__Collected data entries__.
☆ ☆ ☆ ☆ ☆
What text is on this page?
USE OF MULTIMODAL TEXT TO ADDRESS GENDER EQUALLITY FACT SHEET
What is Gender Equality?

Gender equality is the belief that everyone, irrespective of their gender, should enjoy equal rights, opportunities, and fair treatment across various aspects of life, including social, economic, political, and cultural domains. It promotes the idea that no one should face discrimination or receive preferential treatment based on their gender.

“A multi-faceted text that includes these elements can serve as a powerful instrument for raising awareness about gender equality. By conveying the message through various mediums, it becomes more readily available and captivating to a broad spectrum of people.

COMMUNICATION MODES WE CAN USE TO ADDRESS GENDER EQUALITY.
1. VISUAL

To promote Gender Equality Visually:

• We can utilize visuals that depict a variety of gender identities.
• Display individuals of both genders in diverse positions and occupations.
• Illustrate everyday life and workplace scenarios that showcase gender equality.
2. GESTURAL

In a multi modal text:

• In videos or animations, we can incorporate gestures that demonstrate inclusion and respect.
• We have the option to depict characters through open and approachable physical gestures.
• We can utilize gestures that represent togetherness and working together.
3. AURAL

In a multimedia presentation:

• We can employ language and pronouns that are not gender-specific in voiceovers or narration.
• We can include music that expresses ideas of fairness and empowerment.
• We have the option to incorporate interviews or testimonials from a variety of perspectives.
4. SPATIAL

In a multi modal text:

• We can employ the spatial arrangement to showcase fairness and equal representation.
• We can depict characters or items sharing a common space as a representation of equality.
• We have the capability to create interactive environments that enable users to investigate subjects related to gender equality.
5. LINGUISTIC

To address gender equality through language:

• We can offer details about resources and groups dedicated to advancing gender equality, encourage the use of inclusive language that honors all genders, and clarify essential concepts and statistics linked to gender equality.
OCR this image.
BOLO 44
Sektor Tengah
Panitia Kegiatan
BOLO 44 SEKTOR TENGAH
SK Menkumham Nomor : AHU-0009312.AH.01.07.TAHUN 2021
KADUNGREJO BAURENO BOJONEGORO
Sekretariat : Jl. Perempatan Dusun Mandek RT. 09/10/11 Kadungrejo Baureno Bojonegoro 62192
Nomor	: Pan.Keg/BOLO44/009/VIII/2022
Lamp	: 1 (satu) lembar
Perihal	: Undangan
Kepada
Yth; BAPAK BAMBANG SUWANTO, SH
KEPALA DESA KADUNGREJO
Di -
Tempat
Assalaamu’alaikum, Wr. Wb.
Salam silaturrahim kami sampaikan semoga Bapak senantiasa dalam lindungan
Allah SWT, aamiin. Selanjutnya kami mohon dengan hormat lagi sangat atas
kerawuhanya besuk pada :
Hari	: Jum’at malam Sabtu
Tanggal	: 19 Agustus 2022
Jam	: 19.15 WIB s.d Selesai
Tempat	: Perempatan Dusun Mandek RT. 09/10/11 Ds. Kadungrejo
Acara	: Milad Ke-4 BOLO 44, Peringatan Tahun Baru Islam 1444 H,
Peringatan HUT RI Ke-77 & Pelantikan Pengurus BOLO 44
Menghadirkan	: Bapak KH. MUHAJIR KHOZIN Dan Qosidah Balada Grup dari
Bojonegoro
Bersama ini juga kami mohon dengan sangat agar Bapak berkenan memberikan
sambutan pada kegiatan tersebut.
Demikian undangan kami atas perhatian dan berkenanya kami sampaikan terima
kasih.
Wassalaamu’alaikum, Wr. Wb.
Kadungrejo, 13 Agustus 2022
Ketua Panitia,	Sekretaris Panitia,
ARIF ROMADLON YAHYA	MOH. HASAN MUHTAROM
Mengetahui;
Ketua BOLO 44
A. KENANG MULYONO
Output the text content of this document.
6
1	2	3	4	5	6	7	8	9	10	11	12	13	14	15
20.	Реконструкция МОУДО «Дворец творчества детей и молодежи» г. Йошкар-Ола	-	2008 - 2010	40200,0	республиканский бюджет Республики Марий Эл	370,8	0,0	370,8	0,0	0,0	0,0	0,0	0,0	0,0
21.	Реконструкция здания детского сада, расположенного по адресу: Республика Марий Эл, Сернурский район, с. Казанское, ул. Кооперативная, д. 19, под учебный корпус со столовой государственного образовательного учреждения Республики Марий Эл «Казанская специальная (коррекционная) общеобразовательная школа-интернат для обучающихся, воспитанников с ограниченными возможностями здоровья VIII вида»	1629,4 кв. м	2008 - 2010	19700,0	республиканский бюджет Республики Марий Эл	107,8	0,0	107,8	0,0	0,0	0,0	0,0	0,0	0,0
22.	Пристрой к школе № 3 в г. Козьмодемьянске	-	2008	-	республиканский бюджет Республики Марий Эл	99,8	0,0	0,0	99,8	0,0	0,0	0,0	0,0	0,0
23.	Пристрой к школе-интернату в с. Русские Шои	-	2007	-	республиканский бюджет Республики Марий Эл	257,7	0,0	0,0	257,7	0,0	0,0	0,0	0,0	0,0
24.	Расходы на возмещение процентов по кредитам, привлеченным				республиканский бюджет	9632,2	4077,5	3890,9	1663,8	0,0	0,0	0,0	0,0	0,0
☆ ☆ ☆ ☆ ☆
__Job__.
Write out every entry word for word.

__Complete output__.
What text is on this page?
USE OF MULTIMODAL TEXT TO ADDRESS GENDER EQUALLITY FACT SHEET
What is Gender Equality?

Gender equality is the belief that everyone, irrespective of their gender, should enjoy equal rights, opportunities, and fair treatment across various aspects of life, including social, economic, political, and cultural domains. It promotes the idea that no one should face discrimination or receive preferential treatment based on their gender.

“A multi-faceted text that includes these elements can serve as a powerful instrument for raising awareness about gender equality. By conveying the message through various mediums, it becomes more readily available and captivating to a broad spectrum of people.

COMMUNICATION MODES WE CAN USE TO ADDRESS GENDER EQUALITY.
1. VISUAL

To promote Gender Equality Visually:

• We can utilize visuals that depict a variety of gender identities.
• Display individuals of both genders in diverse positions and occupations.
• Illustrate everyday life and workplace scenarios that showcase gender equality.
2. GESTURAL

In a multi modal text:

• In videos or animations, we can incorporate gestures that demonstrate inclusion and respect.
• We have the option to depict characters through open and approachable physical gestures.
• We can utilize gestures that represent togetherness and working together.
3. AURAL

In a multimedia presentation:

• We can employ language and pronouns that are not gender-specific in voiceovers or narration.
• We can include music that expresses ideas of fairness and empowerment.
• We have the option to incorporate interviews or testimonials from a variety of perspectives.
4. SPATIAL

In a multi modal text:

• We can employ the spatial arrangement to showcase fairness and equal representation.
• We can depict characters or items sharing a common space as a representation of equality.
• We have the capability to create interactive environments that enable users to investigate subjects related to gender equality.
5. LINGUISTIC

To address gender equality through language:

• We can offer details about resources and groups dedicated to advancing gender equality, encourage the use of inclusive language that honors all genders, and clarify essential concepts and statistics linked to gender equality.
OCR this image.
BOLO 44
Sektor Tengah
Panitia Kegiatan
BOLO 44 SEKTOR TENGAH
SK Menkumham Nomor : AHU-0009312.AH.01.07.TAHUN 2021
KADUNGREJO BAURENO BOJONEGORO
Sekretariat : Jl. Perempatan Dusun Mandek RT. 09/10/11 Kadungrejo Baureno Bojonegoro 62192
Nomor	: Pan.Keg/BOLO44/009/VIII/2022
Lamp	: 1 (satu) lembar
Perihal	: Undangan
Kepada
Yth; BAPAK BAMBANG SUWANTO, SH
KEPALA DESA KADUNGREJO
Di -
Tempat
Assalaamu’alaikum, Wr. Wb.
Salam silaturrahim kami sampaikan semoga Bapak senantiasa dalam lindungan
Allah SWT, aamiin. Selanjutnya kami mohon dengan hormat lagi sangat atas
kerawuhanya besuk pada :
Hari	: Jum’at malam Sabtu
Tanggal	: 19 Agustus 2022
Jam	: 19.15 WIB s.d Selesai
Tempat	: Perempatan Dusun Mandek RT. 09/10/11 Ds. Kadungrejo
Acara	: Milad Ke-4 BOLO 44, Peringatan Tahun Baru Islam 1444 H,
Peringatan HUT RI Ke-77 & Pelantikan Pengurus BOLO 44
Menghadirkan	: Bapak KH. MUHAJIR KHOZIN Dan Qosidah Balada Grup dari
Bojonegoro
Bersama ini juga kami mohon dengan sangat agar Bapak berkenan memberikan
sambutan pada kegiatan tersebut.
Demikian undangan kami atas perhatian dan berkenanya kami sampaikan terima
kasih.
Wassalaamu’alaikum, Wr. Wb.
Kadungrejo, 13 Agustus 2022
Ketua Panitia,	Sekretaris Panitia,
ARIF ROMADLON YAHYA	MOH. HASAN MUHTAROM
Mengetahui;
Ketua BOLO 44
A. KENANG MULYONO
Output the text content of this document.
6
1	2	3	4	5	6	7	8	9	10	11	12	13	14	15
20.	Реконструкция МОУДО «Дворец творчества детей и молодежи» г. Йошкар-Ола	-	2008 - 2010	40200,0	республиканский бюджет Республики Марий Эл	370,8	0,0	370,8	0,0	0,0	0,0	0,0	0,0	0,0
21.	Реконструкция здания детского сада, расположенного по адресу: Республика Марий Эл, Сернурский район, с. Казанское, ул. Кооперативная, д. 19, под учебный корпус со столовой государственного образовательного учреждения Республики Марий Эл «Казанская специальная (коррекционная) общеобразовательная школа-интернат для обучающихся, воспитанников с ограниченными возможностями здоровья VIII вида»	1629,4 кв. м	2008 - 2010	19700,0	республиканский бюджет Республики Марий Эл	107,8	0,0	107,8	0,0	0,0	0,0	0,0	0,0	0,0
22.	Пристрой к школе № 3 в г. Козьмодемьянске	-	2008	-	республиканский бюджет Республики Марий Эл	99,8	0,0	0,0	99,8	0,0	0,0	0,0	0,0	0,0
23.	Пристрой к школе-интернату в с. Русские Шои	-	2007	-	республиканский бюджет Республики Марий Эл	257,7	0,0	0,0	257,7	0,0	0,0	0,0	0,0	0,0
24.	Расходы на возмещение процентов по кредитам, привлеченным				республиканский бюджет	9632,2	4077,5	3890,9	1663,8	0,0	0,0	0,0	0,0	0,0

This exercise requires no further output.